§ Stored rows:
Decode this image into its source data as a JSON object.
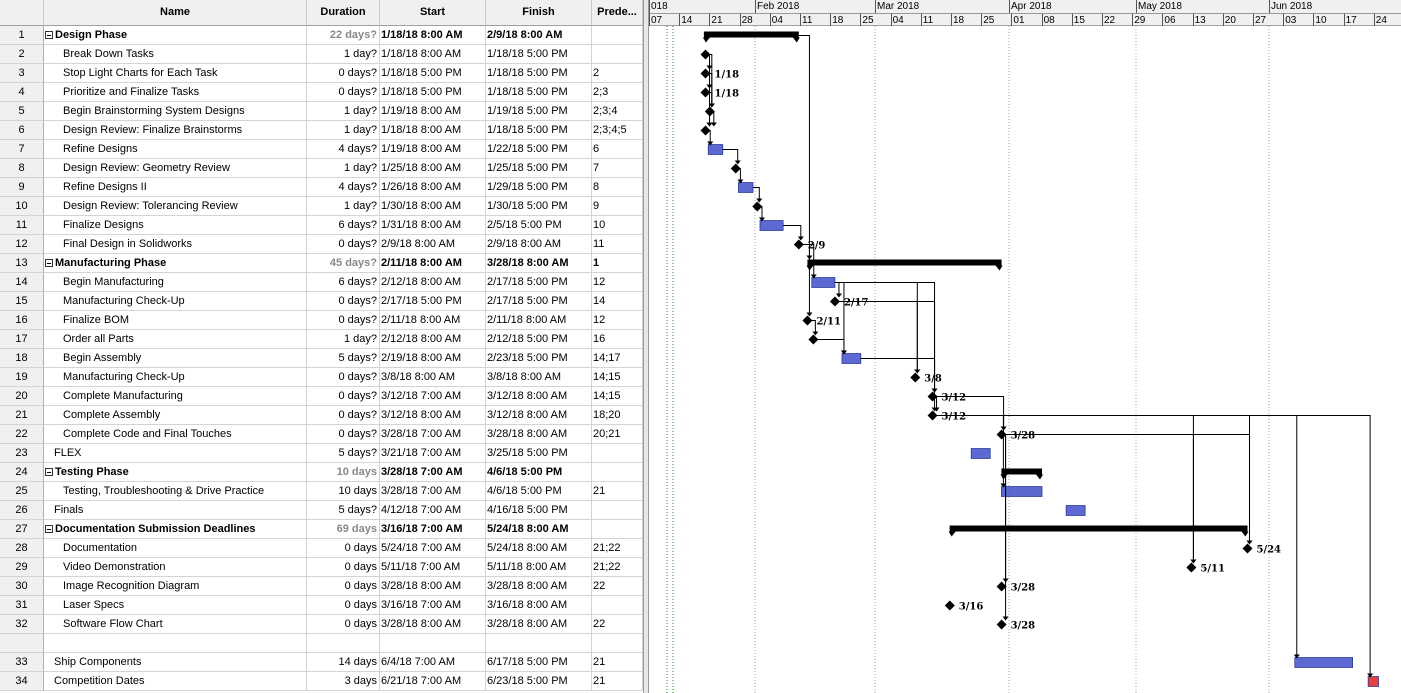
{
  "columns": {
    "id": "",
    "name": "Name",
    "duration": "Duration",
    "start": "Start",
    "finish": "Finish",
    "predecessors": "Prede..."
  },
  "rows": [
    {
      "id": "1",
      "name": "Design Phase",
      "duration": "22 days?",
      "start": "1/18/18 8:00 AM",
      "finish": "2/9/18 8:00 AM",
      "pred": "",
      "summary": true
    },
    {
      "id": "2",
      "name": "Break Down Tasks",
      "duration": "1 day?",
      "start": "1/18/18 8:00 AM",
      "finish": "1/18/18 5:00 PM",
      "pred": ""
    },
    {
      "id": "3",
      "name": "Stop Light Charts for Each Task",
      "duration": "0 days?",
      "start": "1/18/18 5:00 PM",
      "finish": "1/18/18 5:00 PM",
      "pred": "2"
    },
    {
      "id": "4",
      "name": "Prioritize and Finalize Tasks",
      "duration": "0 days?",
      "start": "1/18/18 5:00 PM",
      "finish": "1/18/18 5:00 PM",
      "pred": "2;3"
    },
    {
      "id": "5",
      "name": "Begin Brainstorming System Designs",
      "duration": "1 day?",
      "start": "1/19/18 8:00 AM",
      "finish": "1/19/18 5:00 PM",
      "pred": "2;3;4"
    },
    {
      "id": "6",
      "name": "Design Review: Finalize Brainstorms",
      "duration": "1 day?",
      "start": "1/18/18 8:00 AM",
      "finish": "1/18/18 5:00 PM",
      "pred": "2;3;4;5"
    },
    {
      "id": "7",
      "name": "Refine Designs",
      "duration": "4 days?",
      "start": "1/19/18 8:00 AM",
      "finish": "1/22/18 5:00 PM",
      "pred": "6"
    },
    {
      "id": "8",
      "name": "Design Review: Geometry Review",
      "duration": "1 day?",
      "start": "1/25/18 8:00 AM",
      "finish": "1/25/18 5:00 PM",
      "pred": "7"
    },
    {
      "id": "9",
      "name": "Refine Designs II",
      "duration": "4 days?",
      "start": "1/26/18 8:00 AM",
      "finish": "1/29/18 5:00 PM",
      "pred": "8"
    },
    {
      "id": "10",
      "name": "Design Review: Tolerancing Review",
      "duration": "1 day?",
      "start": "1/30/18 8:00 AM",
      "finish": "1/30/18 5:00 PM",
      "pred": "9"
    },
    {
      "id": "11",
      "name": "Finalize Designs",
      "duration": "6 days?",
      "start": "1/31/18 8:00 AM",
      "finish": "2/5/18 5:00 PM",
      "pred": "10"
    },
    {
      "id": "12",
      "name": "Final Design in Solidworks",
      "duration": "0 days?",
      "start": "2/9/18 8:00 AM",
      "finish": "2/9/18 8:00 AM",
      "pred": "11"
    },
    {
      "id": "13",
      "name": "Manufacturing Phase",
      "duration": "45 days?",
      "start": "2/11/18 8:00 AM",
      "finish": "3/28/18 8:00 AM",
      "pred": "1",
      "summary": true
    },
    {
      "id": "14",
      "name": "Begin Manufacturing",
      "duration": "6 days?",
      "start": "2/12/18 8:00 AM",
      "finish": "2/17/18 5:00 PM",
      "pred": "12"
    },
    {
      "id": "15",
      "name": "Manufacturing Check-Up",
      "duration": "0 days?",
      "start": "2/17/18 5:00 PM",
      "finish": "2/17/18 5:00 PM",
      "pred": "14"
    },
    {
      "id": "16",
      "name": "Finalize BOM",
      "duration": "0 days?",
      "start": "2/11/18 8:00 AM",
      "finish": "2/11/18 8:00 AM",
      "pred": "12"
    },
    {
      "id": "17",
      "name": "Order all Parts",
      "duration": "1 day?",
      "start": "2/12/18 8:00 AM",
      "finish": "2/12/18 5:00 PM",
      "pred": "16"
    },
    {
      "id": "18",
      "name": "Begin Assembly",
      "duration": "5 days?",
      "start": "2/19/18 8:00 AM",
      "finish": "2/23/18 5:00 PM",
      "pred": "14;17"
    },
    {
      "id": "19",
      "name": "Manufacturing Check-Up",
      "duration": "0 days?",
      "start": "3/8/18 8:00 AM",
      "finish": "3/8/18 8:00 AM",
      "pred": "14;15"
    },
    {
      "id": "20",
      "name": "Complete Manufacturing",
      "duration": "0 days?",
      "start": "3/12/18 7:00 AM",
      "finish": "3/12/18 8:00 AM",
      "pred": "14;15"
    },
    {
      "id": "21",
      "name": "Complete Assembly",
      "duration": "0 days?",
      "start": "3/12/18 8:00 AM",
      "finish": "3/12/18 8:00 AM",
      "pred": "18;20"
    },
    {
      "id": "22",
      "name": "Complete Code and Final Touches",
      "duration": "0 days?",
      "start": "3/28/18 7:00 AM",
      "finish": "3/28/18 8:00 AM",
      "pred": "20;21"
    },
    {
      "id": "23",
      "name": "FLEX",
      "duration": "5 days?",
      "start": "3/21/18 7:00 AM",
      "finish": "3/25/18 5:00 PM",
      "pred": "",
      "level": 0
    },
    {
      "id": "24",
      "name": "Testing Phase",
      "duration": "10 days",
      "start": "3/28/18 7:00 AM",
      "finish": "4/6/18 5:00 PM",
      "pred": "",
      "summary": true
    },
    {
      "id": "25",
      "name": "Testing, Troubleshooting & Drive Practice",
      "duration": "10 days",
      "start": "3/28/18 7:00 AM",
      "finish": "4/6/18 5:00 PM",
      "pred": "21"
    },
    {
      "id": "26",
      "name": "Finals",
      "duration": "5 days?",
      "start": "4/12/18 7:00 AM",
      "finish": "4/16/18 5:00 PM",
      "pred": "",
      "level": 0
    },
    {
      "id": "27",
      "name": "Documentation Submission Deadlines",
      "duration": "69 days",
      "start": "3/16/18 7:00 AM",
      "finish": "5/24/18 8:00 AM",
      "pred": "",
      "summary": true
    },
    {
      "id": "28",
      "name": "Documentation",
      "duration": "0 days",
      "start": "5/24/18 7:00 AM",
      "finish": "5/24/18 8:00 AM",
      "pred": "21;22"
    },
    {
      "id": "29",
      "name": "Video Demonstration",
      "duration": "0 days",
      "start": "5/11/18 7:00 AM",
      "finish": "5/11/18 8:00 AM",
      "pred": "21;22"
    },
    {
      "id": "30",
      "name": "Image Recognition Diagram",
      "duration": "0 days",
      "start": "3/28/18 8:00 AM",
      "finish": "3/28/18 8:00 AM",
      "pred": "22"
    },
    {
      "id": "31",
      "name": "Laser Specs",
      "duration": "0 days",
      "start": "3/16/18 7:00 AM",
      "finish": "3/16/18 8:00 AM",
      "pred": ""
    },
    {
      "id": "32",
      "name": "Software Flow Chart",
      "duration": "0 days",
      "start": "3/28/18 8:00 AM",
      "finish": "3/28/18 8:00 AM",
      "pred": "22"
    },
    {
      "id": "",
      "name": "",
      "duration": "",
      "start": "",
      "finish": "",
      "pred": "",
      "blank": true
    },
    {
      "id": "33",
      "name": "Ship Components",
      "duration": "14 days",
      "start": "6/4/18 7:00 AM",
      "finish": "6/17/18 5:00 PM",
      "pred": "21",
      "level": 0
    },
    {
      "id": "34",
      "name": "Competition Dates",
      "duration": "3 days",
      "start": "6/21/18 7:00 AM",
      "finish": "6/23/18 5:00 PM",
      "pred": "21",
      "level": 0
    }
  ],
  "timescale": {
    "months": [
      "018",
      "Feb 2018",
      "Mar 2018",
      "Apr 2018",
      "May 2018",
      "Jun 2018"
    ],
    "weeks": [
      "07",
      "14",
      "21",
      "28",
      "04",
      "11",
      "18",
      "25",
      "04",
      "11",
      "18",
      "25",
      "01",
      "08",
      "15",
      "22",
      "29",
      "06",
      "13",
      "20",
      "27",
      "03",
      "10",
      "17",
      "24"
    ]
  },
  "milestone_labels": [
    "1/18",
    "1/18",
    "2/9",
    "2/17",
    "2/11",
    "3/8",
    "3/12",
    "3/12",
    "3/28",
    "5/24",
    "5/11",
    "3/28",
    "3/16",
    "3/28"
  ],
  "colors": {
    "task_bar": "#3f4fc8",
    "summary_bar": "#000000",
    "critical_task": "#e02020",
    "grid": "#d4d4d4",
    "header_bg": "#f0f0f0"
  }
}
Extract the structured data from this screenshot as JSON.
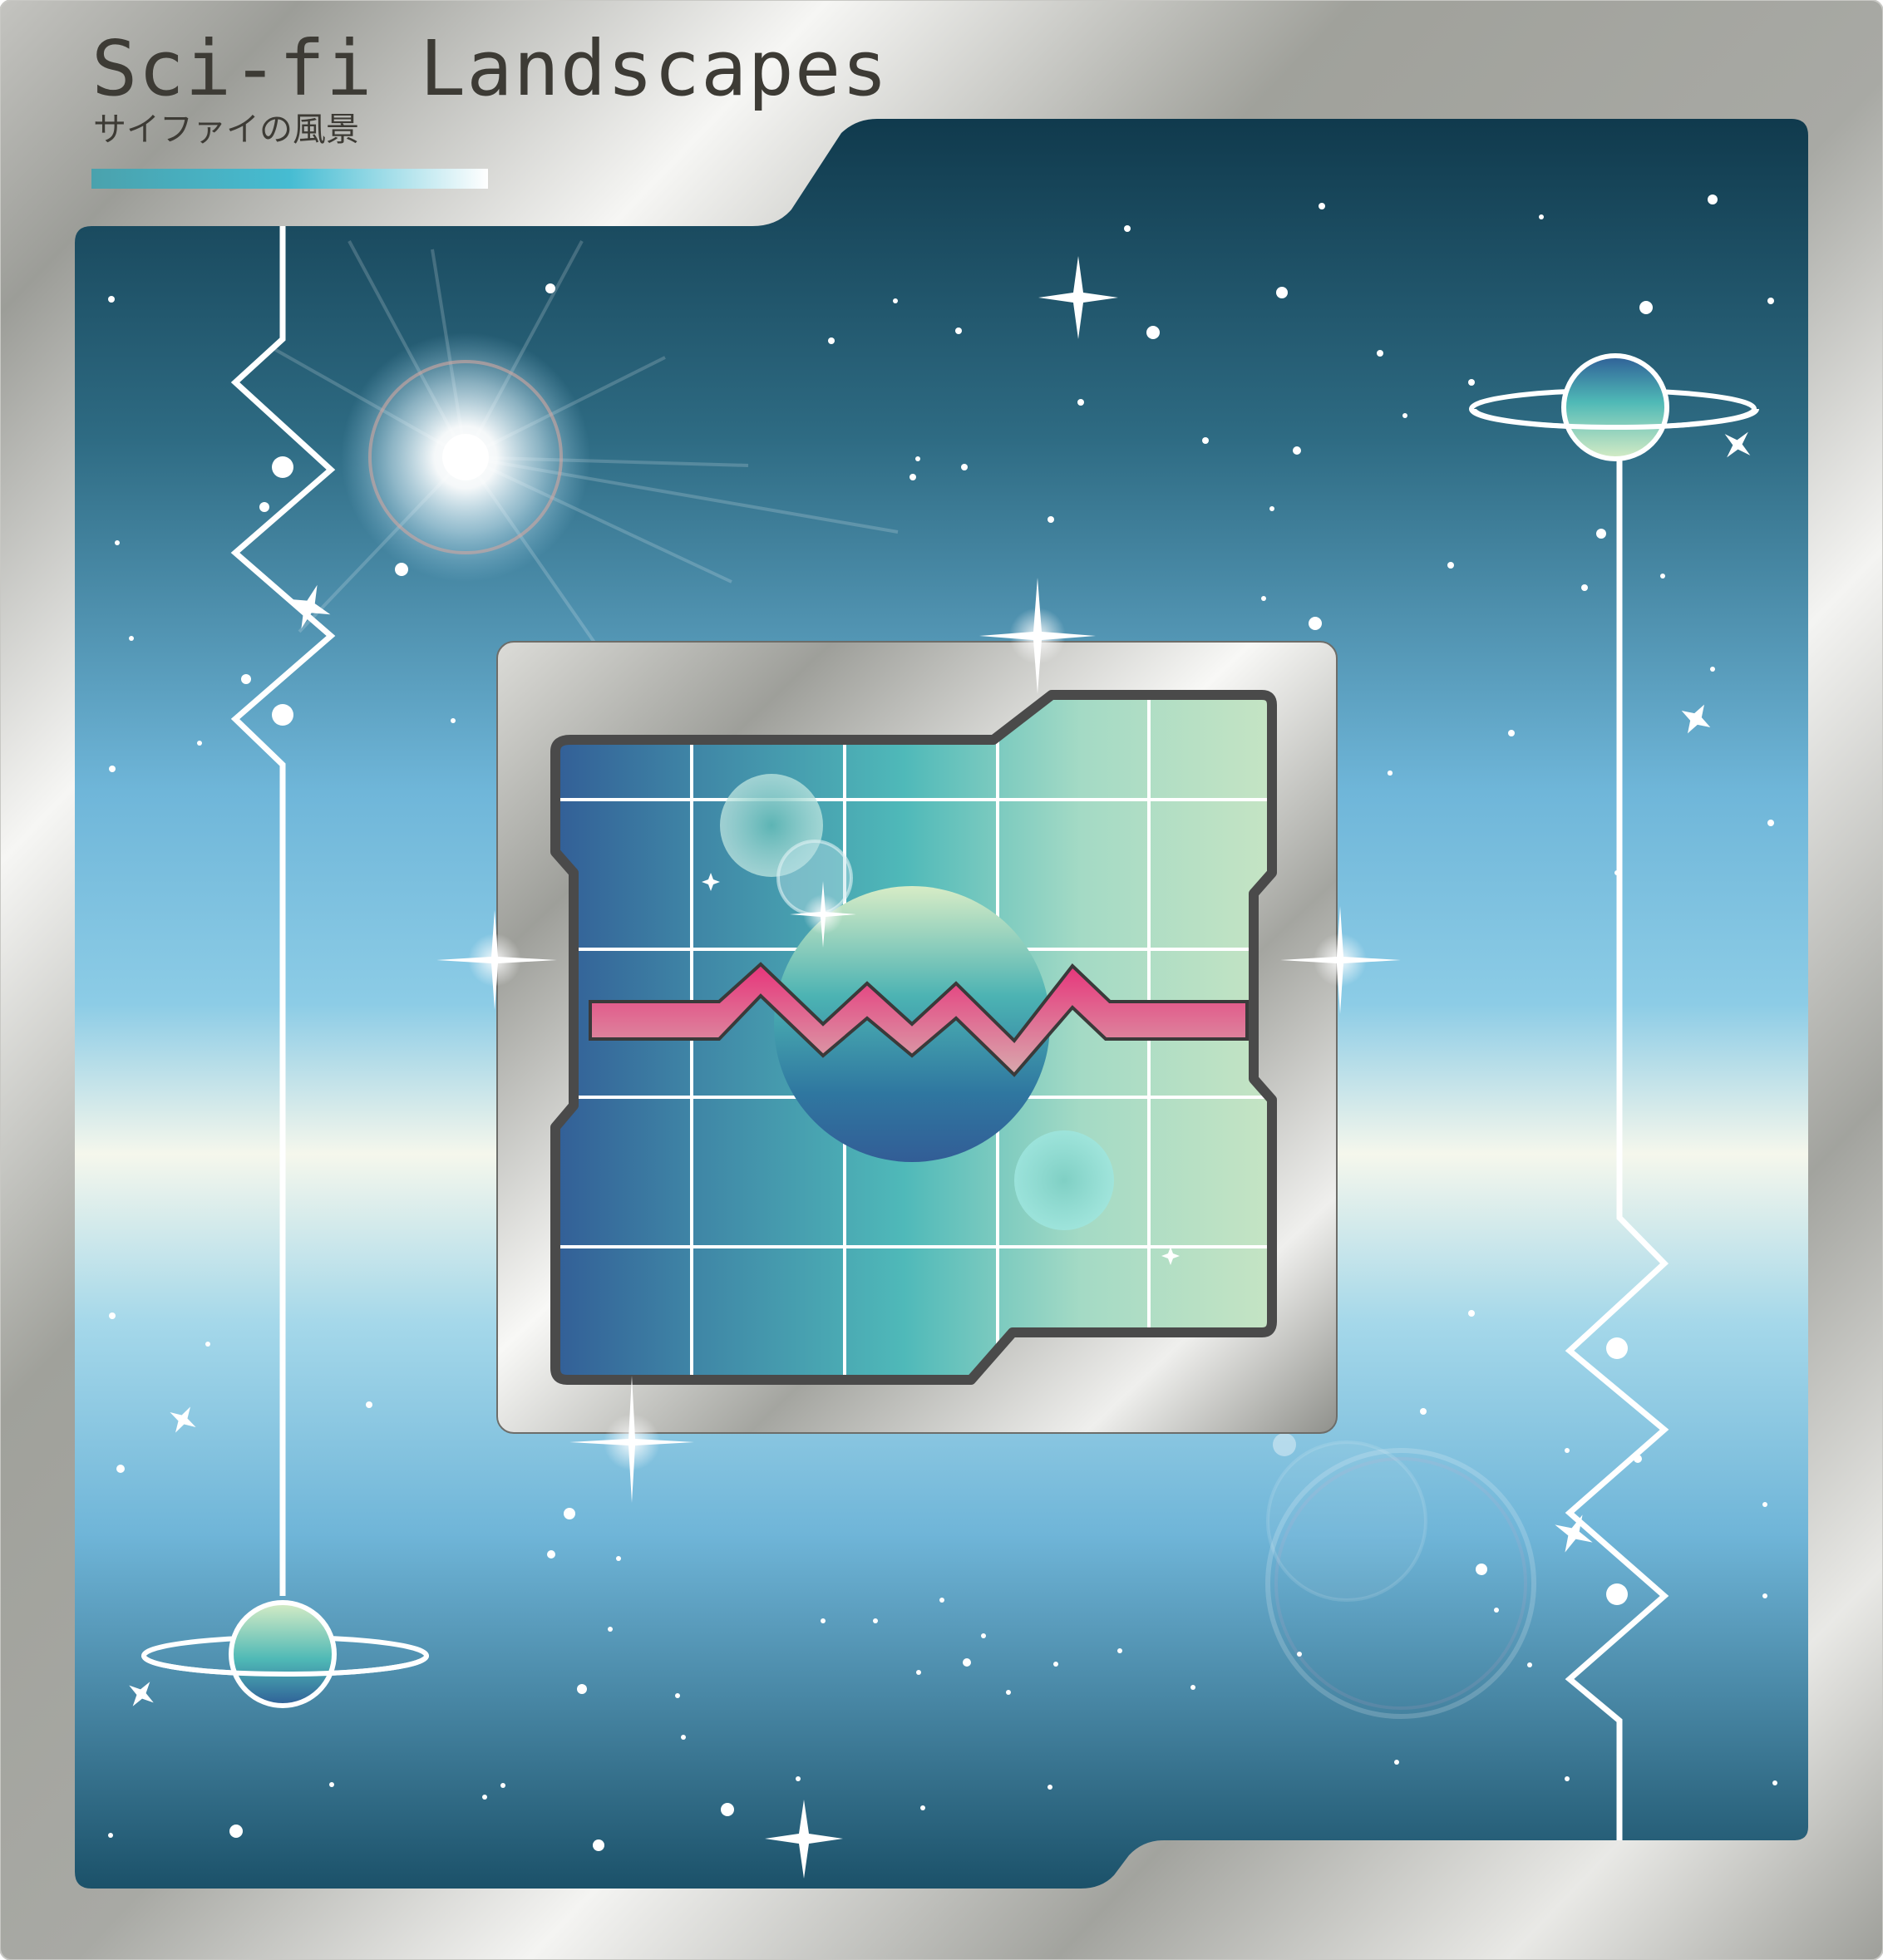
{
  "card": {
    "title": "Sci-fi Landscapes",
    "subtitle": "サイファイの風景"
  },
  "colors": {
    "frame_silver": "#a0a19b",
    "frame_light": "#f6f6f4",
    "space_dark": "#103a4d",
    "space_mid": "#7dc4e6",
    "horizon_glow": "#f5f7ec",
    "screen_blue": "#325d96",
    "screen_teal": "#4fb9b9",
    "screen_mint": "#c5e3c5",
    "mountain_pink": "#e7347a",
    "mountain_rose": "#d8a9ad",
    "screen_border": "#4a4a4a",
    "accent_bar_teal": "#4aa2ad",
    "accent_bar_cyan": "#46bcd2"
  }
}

§ Work to be completed:
Copy every line of the records above that contains "Begin".

§ Written answer:
      "name": "Begin Brainstorming System Designs",
      "name": "Begin Manufacturing",
      "name": "Begin Assembly",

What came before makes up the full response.